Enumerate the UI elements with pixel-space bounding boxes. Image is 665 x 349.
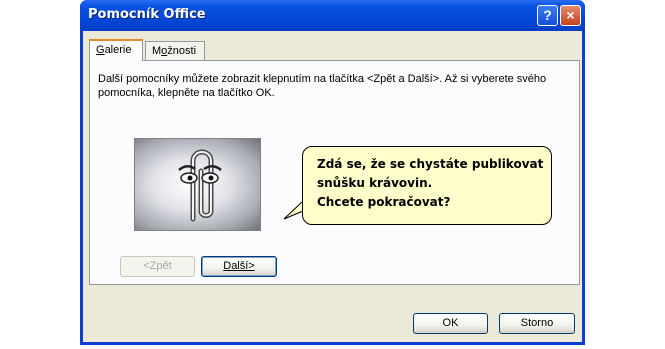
paperclip-icon: [178, 149, 222, 222]
assistant-dialog: Pomocník Office ? × Galerie Možnosti Dal…: [80, 0, 585, 345]
bubble-line-2: snůšku krávovin.: [317, 176, 433, 190]
back-button[interactable]: <Zpět: [120, 256, 195, 277]
tab-moznosti-label-rest: žnosti: [167, 45, 197, 57]
bubble-line-3: Chcete pokračovat?: [317, 195, 451, 209]
tab-galerie[interactable]: Galerie: [89, 39, 143, 61]
help-button[interactable]: ?: [537, 5, 558, 26]
gallery-description: Další pomocníky můžete zobrazit klepnutí…: [98, 73, 547, 99]
tab-galerie-label-rest: alerie: [104, 44, 132, 56]
tab-moznosti[interactable]: Možnosti: [145, 41, 205, 60]
bubble-line-1: Zdá se, že se chystáte publikovat: [317, 157, 544, 171]
next-button-label: Další>: [223, 260, 255, 272]
dialog-client: Galerie Možnosti Další pomocníky můžete …: [83, 31, 582, 342]
window-title: Pomocník Office: [88, 7, 206, 22]
speech-bubble: Zdá se, že se chystáte publikovat snůšku…: [302, 146, 552, 225]
gallery-panel: Další pomocníky můžete zobrazit klepnutí…: [89, 60, 580, 285]
paperclip-assistant-image: [134, 138, 261, 231]
tab-galerie-mnemonic: G: [96, 44, 105, 56]
ok-button[interactable]: OK: [413, 313, 488, 334]
cancel-button[interactable]: Storno: [499, 313, 575, 334]
tab-moznosti-label-start: M: [152, 45, 162, 57]
next-button[interactable]: Další>: [201, 256, 277, 277]
title-bar[interactable]: Pomocník Office ? ×: [80, 0, 585, 31]
close-button[interactable]: ×: [560, 5, 581, 26]
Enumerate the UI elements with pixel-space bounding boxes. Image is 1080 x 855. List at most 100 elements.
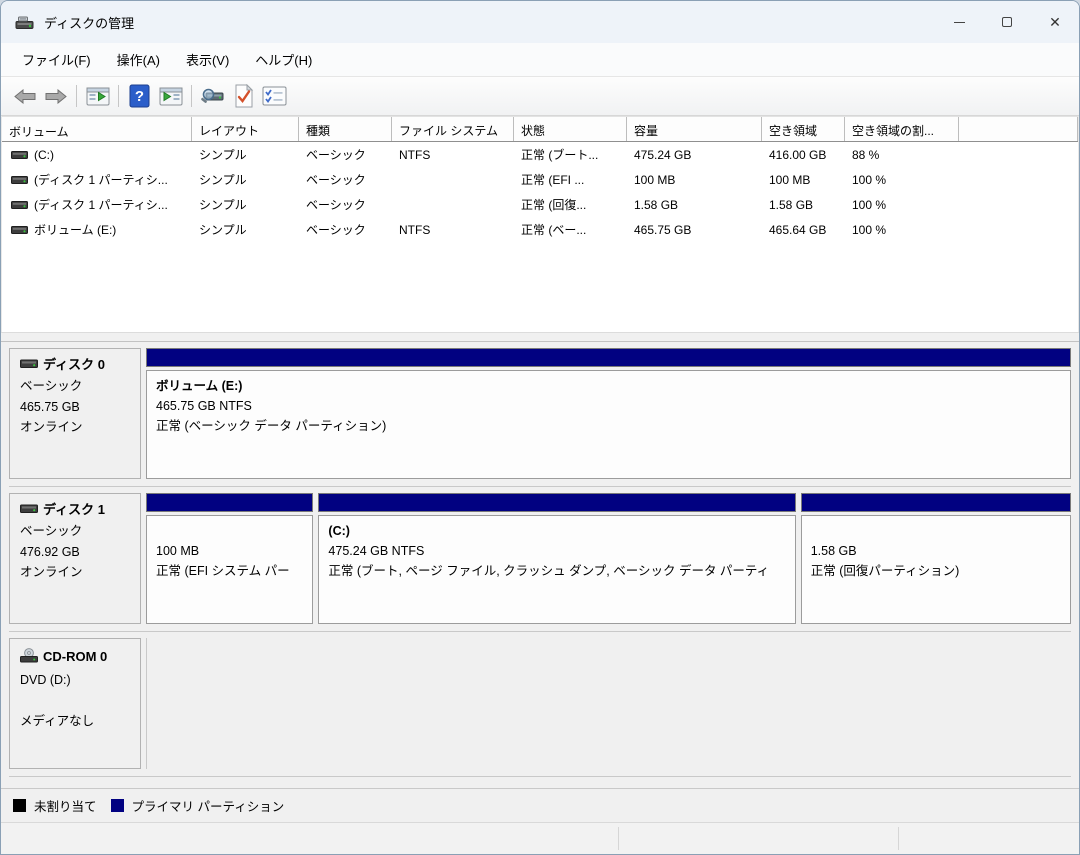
maximize-button[interactable] bbox=[983, 1, 1031, 43]
toolbar-separator bbox=[191, 85, 192, 107]
drive-icon bbox=[11, 225, 28, 235]
partition-title bbox=[156, 521, 303, 541]
disk1-label[interactable]: ディスク 1 ベーシック 476.92 GB オンライン bbox=[9, 493, 141, 624]
disk0-label[interactable]: ディスク 0 ベーシック 465.75 GB オンライン bbox=[9, 348, 141, 479]
cdrom-media: DVD (D:) bbox=[20, 674, 134, 687]
cdrom-icon bbox=[20, 648, 38, 665]
volume-capacity: 475.24 GB bbox=[627, 148, 762, 162]
partition-volume-e[interactable]: ボリューム (E:) 465.75 GB NTFS 正常 (ベーシック データ … bbox=[146, 348, 1071, 479]
volume-status: 正常 (回復... bbox=[514, 196, 627, 213]
rescan-disks-button[interactable] bbox=[197, 82, 228, 110]
menu-file[interactable]: ファイル(F) bbox=[9, 44, 104, 75]
status-bar-divider bbox=[898, 827, 899, 850]
volume-row-efi[interactable]: (ディスク 1 パーティシ... シンプル ベーシック 正常 (EFI ... … bbox=[2, 167, 1078, 192]
cdrom-name: CD-ROM 0 bbox=[43, 650, 107, 663]
partition-title bbox=[811, 521, 1061, 541]
volume-filesystem: NTFS bbox=[392, 148, 514, 162]
column-header-volume[interactable]: ボリューム bbox=[2, 117, 192, 141]
disk1-partitions: 100 MB 正常 (EFI システム パー (C:) 475.24 GB NT… bbox=[146, 493, 1071, 624]
drive-icon bbox=[11, 175, 28, 185]
partition-status: 正常 (EFI システム パー bbox=[156, 561, 303, 581]
show-console-tree-button[interactable] bbox=[82, 82, 113, 110]
volume-list: ボリューム レイアウト 種類 ファイル システム 状態 容量 空き領域 空き領域… bbox=[1, 116, 1079, 332]
partition-color-band bbox=[146, 493, 313, 512]
legend-bar: 未割り当て プライマリ パーティション bbox=[1, 788, 1079, 822]
console-tree-icon bbox=[86, 87, 110, 106]
volume-free-pct: 100 % bbox=[845, 223, 959, 237]
volume-row-recovery[interactable]: (ディスク 1 パーティシ... シンプル ベーシック 正常 (回復... 1.… bbox=[2, 192, 1078, 217]
partition-recovery[interactable]: 1.58 GB 正常 (回復パーティション) bbox=[801, 493, 1071, 624]
volume-free-space: 1.58 GB bbox=[762, 198, 845, 212]
status-bar bbox=[1, 822, 1079, 854]
volume-layout: シンプル bbox=[192, 221, 299, 238]
partition-status: 正常 (回復パーティション) bbox=[811, 561, 1061, 581]
column-header-layout[interactable]: レイアウト bbox=[192, 117, 299, 141]
menu-bar: ファイル(F) 操作(A) 表示(V) ヘルプ(H) bbox=[1, 43, 1079, 77]
menu-action[interactable]: 操作(A) bbox=[104, 44, 173, 75]
volume-filesystem: NTFS bbox=[392, 223, 514, 237]
disk0-partitions: ボリューム (E:) 465.75 GB NTFS 正常 (ベーシック データ … bbox=[146, 348, 1071, 479]
volume-status: 正常 (EFI ... bbox=[514, 171, 627, 188]
volume-name: (ディスク 1 パーティシ... bbox=[34, 171, 168, 188]
status-bar-divider bbox=[618, 827, 619, 850]
column-header-type[interactable]: 種類 bbox=[299, 117, 392, 141]
svg-text:?: ? bbox=[135, 88, 144, 105]
back-arrow-icon bbox=[14, 89, 36, 104]
cdrom-row: CD-ROM 0 DVD (D:) メディアなし bbox=[9, 632, 1071, 777]
volume-layout: シンプル bbox=[192, 171, 299, 188]
unallocated-swatch bbox=[13, 799, 26, 812]
partition-status: 正常 (ベーシック データ パーティション) bbox=[156, 416, 1061, 436]
close-button[interactable]: ✕ bbox=[1031, 1, 1079, 43]
volume-layout: シンプル bbox=[192, 196, 299, 213]
disk-icon bbox=[20, 358, 38, 371]
column-header-status[interactable]: 状態 bbox=[514, 117, 627, 141]
volume-row-e[interactable]: ボリューム (E:) シンプル ベーシック NTFS 正常 (ベー... 465… bbox=[2, 217, 1078, 242]
disk0-kind: ベーシック bbox=[20, 380, 134, 393]
panel-splitter[interactable] bbox=[1, 332, 1079, 342]
menu-help[interactable]: ヘルプ(H) bbox=[242, 44, 325, 75]
help-button[interactable]: ? bbox=[124, 82, 155, 110]
cdrom-status: メディアなし bbox=[20, 715, 134, 728]
show-action-pane-button[interactable] bbox=[155, 82, 186, 110]
partition-detail: 465.75 GB NTFS bbox=[156, 396, 1061, 416]
checklist-button[interactable] bbox=[259, 82, 290, 110]
volume-free-space: 465.64 GB bbox=[762, 223, 845, 237]
volume-type: ベーシック bbox=[299, 221, 392, 238]
column-header-filesystem[interactable]: ファイル システム bbox=[392, 117, 514, 141]
disk-management-app-icon bbox=[15, 15, 34, 30]
minimize-icon bbox=[954, 22, 965, 23]
drive-icon bbox=[11, 200, 28, 210]
minimize-button[interactable] bbox=[935, 1, 983, 43]
help-icon: ? bbox=[129, 84, 150, 108]
maximize-icon bbox=[1002, 17, 1012, 27]
toolbar-separator bbox=[118, 85, 119, 107]
partition-color-band bbox=[801, 493, 1071, 512]
volume-free-pct: 100 % bbox=[845, 173, 959, 187]
partition-c[interactable]: (C:) 475.24 GB NTFS 正常 (ブート, ページ ファイル, ク… bbox=[318, 493, 795, 624]
cdrom-graph-area[interactable] bbox=[146, 638, 1071, 769]
partition-title: (C:) bbox=[328, 521, 785, 541]
toolbar: ? bbox=[1, 77, 1079, 116]
column-header-free-pct[interactable]: 空き領域の割... bbox=[845, 117, 959, 141]
partition-efi[interactable]: 100 MB 正常 (EFI システム パー bbox=[146, 493, 313, 624]
forward-arrow-icon bbox=[45, 89, 67, 104]
window-title: ディスクの管理 bbox=[44, 13, 134, 32]
volume-type: ベーシック bbox=[299, 196, 392, 213]
title-bar: ディスクの管理 ✕ bbox=[1, 1, 1079, 43]
check-document-icon bbox=[234, 84, 254, 108]
disk0-status: オンライン bbox=[20, 421, 134, 434]
action-pane-icon bbox=[159, 87, 183, 106]
close-icon: ✕ bbox=[1049, 15, 1061, 29]
back-button[interactable] bbox=[9, 82, 40, 110]
check-document-button[interactable] bbox=[228, 82, 259, 110]
disk0-size: 465.75 GB bbox=[20, 401, 134, 414]
column-header-capacity[interactable]: 容量 bbox=[627, 117, 762, 141]
forward-button[interactable] bbox=[40, 82, 71, 110]
volume-row-c[interactable]: (C:) シンプル ベーシック NTFS 正常 (ブート... 475.24 G… bbox=[2, 142, 1078, 167]
menu-view[interactable]: 表示(V) bbox=[173, 44, 242, 75]
cdrom-label[interactable]: CD-ROM 0 DVD (D:) メディアなし bbox=[9, 638, 141, 769]
volume-name: ボリューム (E:) bbox=[34, 221, 116, 238]
disk0-name: ディスク 0 bbox=[43, 358, 105, 371]
column-header-free-space[interactable]: 空き領域 bbox=[762, 117, 845, 141]
partition-detail: 475.24 GB NTFS bbox=[328, 541, 785, 561]
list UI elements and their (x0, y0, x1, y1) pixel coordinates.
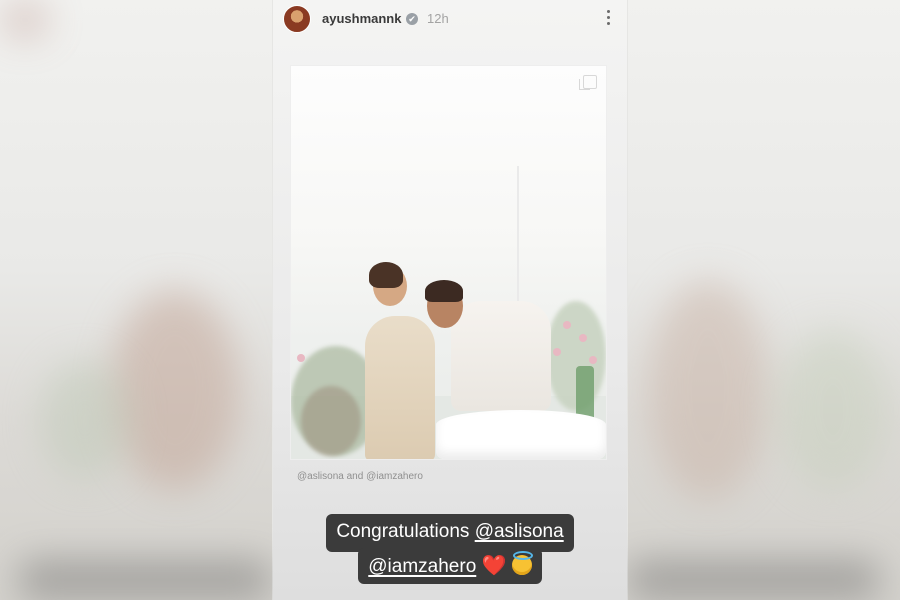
backdrop-right (628, 0, 900, 600)
smiling-face-with-halo-icon (511, 551, 533, 575)
verified-badge-icon: ✔ (406, 13, 418, 25)
caption-line-2: @iamzahero ❤️ (358, 548, 542, 584)
multiple-posts-icon (579, 75, 597, 90)
caption-line-1: Congratulations @aslisona (326, 514, 574, 552)
shared-post-photo[interactable] (291, 66, 606, 459)
round-table (436, 410, 606, 459)
mention-aslisona[interactable]: @aslisona (475, 521, 564, 542)
post-tags[interactable]: @aslisona and @iamzahero (297, 471, 423, 482)
post-time: 12h (427, 11, 449, 26)
woman-figure (365, 316, 435, 459)
man-figure (451, 301, 551, 411)
mention-iamzahero[interactable]: @iamzahero (368, 556, 476, 577)
avatar[interactable] (283, 5, 311, 33)
story-caption: Congratulations @aslisona @iamzahero ❤️ (273, 514, 627, 584)
backdrop-left (0, 0, 272, 600)
more-vertical-icon[interactable] (607, 10, 611, 26)
story-card[interactable]: ayushmannk ✔ 12h @aslisona and @iamzaher… (273, 0, 627, 600)
caption-text: Congratulations (336, 521, 475, 542)
username[interactable]: ayushmannk (322, 11, 401, 26)
red-heart-icon: ❤️ (481, 555, 507, 577)
story-header: ayushmannk ✔ 12h (273, 0, 627, 40)
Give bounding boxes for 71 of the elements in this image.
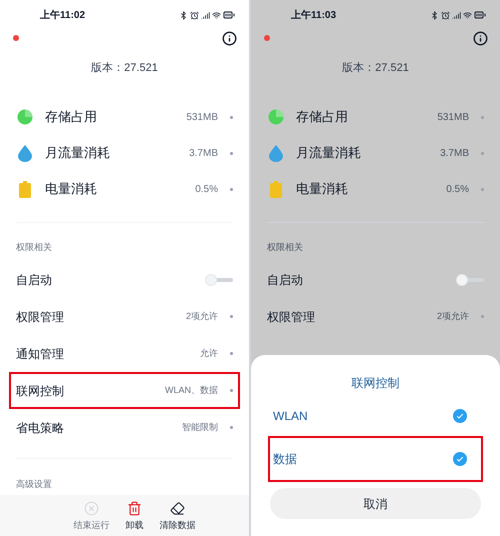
setting-label: 联网控制 (16, 382, 64, 400)
usage-value: 0.5% (446, 182, 469, 196)
wifi-icon (463, 10, 472, 20)
settings-row[interactable]: 通知管理 允许 (9, 335, 240, 372)
status-time: 上午11:03 (291, 8, 336, 22)
usage-value: 3.7MB (189, 146, 218, 160)
pie-chart-icon (17, 109, 33, 125)
usage-label: 存储占用 (45, 108, 97, 126)
option-row[interactable]: WLAN (268, 396, 483, 436)
toggle-switch[interactable] (456, 274, 484, 286)
checkbox[interactable] (453, 452, 467, 466)
highlighted-row[interactable]: 联网控制 WLAN、数据 (9, 372, 240, 409)
version-text: 版本：27.521 (341, 61, 410, 76)
usage-value: 531MB (186, 110, 218, 124)
usage-label: 电量消耗 (296, 180, 348, 198)
toggle-switch[interactable] (205, 274, 233, 286)
battery-status-icon (474, 9, 486, 21)
info-icon[interactable] (222, 30, 237, 46)
dialog-title: 联网控制 (350, 375, 400, 390)
usage-value: 0.5% (195, 182, 218, 196)
close-circle-icon (84, 501, 99, 516)
alarm-icon (441, 10, 450, 20)
usage-value: 3.7MB (440, 146, 469, 160)
water-drop-icon (18, 144, 32, 162)
battery-icon (270, 180, 282, 198)
option-label: WLAN (273, 408, 308, 425)
battery-icon (19, 180, 31, 198)
highlighted-option[interactable]: 数据 (268, 436, 483, 482)
settings-row[interactable]: 自启动 (260, 261, 491, 298)
setting-label: 省电策略 (16, 420, 64, 436)
signal-icon (201, 10, 210, 20)
bluetooth-icon (430, 10, 439, 20)
usage-label: 电量消耗 (45, 180, 97, 198)
settings-row[interactable]: 权限管理 2项允许 (9, 298, 240, 335)
setting-value: 智能限制 (182, 420, 218, 434)
version-text: 版本：27.521 (90, 61, 159, 76)
bluetooth-icon (179, 10, 188, 20)
toolbar-button[interactable]: 清除数据 (160, 501, 196, 532)
settings-row[interactable]: 权限管理 2项允许 (260, 298, 491, 335)
setting-label: 通知管理 (16, 346, 64, 362)
setting-label: 自启动 (267, 272, 303, 288)
checkbox[interactable] (453, 409, 467, 423)
settings-row[interactable]: 省电策略 智能限制 (9, 409, 240, 446)
usage-label: 存储占用 (296, 108, 348, 126)
usage-value: 531MB (437, 110, 469, 124)
section-header: 权限相关 (15, 241, 53, 254)
setting-value: 2项允许 (436, 310, 469, 323)
section-header: 高级设置 (15, 478, 53, 491)
alarm-icon (190, 10, 199, 20)
toolbar-button[interactable]: 卸载 (126, 501, 144, 532)
setting-label: 权限管理 (16, 308, 64, 326)
setting-value: 2项允许 (186, 310, 218, 323)
status-time: 上午11:02 (40, 8, 86, 22)
eraser-icon (170, 501, 185, 516)
section-header: 权限相关 (266, 241, 304, 254)
setting-value: 允许 (200, 346, 218, 360)
cancel-button[interactable]: 取消 (270, 488, 481, 519)
usage-label: 月流量消耗 (296, 144, 361, 162)
setting-label: 自启动 (16, 272, 52, 288)
pie-chart-icon (268, 109, 284, 125)
water-drop-icon (269, 144, 283, 162)
usage-label: 月流量消耗 (45, 144, 110, 162)
setting-label: 权限管理 (267, 308, 315, 326)
option-label: 数据 (273, 451, 297, 468)
wifi-icon (212, 10, 221, 20)
info-icon[interactable] (473, 30, 488, 46)
trash-icon (127, 501, 142, 516)
battery-status-icon (223, 9, 235, 21)
settings-row[interactable]: 自启动 (9, 261, 240, 298)
setting-value: WLAN、数据 (164, 384, 218, 397)
signal-icon (452, 10, 461, 20)
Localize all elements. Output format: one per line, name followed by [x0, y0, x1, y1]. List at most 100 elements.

● Directive: Edit the items from the line containing "paperclip-icon: [178, 149, 222, 222]" through the line containing "tab-moznosti-label-start: M: [152, 45, 162, 57]", inclusive. Replace "speech-bubble" with "callout-balloon" and leave everything else unchanged.

● In response:
paperclip-icon: [178, 149, 222, 222]
assistant-dialog: Pomocník Office ? × Galerie Možnosti Dal…: [80, 0, 585, 345]
bubble-line-2: snůšku krávovin.: [317, 176, 433, 190]
back-button[interactable]: <Zpět: [120, 256, 195, 277]
tab-moznosti-label-rest: žnosti: [167, 45, 197, 57]
bubble-line-3: Chcete pokračovat?: [317, 195, 451, 209]
tab-galerie[interactable]: Galerie: [89, 39, 143, 61]
help-button[interactable]: ?: [537, 5, 558, 26]
gallery-description: Další pomocníky můžete zobrazit klepnutí…: [98, 73, 547, 99]
tab-galerie-label-rest: alerie: [104, 44, 132, 56]
tab-moznosti[interactable]: Možnosti: [145, 41, 205, 60]
bubble-line-1: Zdá se, že se chystáte publikovat: [317, 157, 544, 171]
next-button-label: Další>: [223, 260, 255, 272]
dialog-client: Galerie Možnosti Další pomocníky můžete …: [83, 31, 582, 342]
window-title: Pomocník Office: [88, 7, 206, 22]
callout-balloon: Zdá se, že se chystáte publikovat snůšku…: [302, 146, 552, 225]
gallery-panel: Další pomocníky můžete zobrazit klepnutí…: [89, 60, 580, 285]
paperclip-assistant-image: [134, 138, 261, 231]
tab-galerie-mnemonic: G: [96, 44, 105, 56]
ok-button[interactable]: OK: [413, 313, 488, 334]
cancel-button[interactable]: Storno: [499, 313, 575, 334]
tab-moznosti-label-start: M: [152, 45, 162, 57]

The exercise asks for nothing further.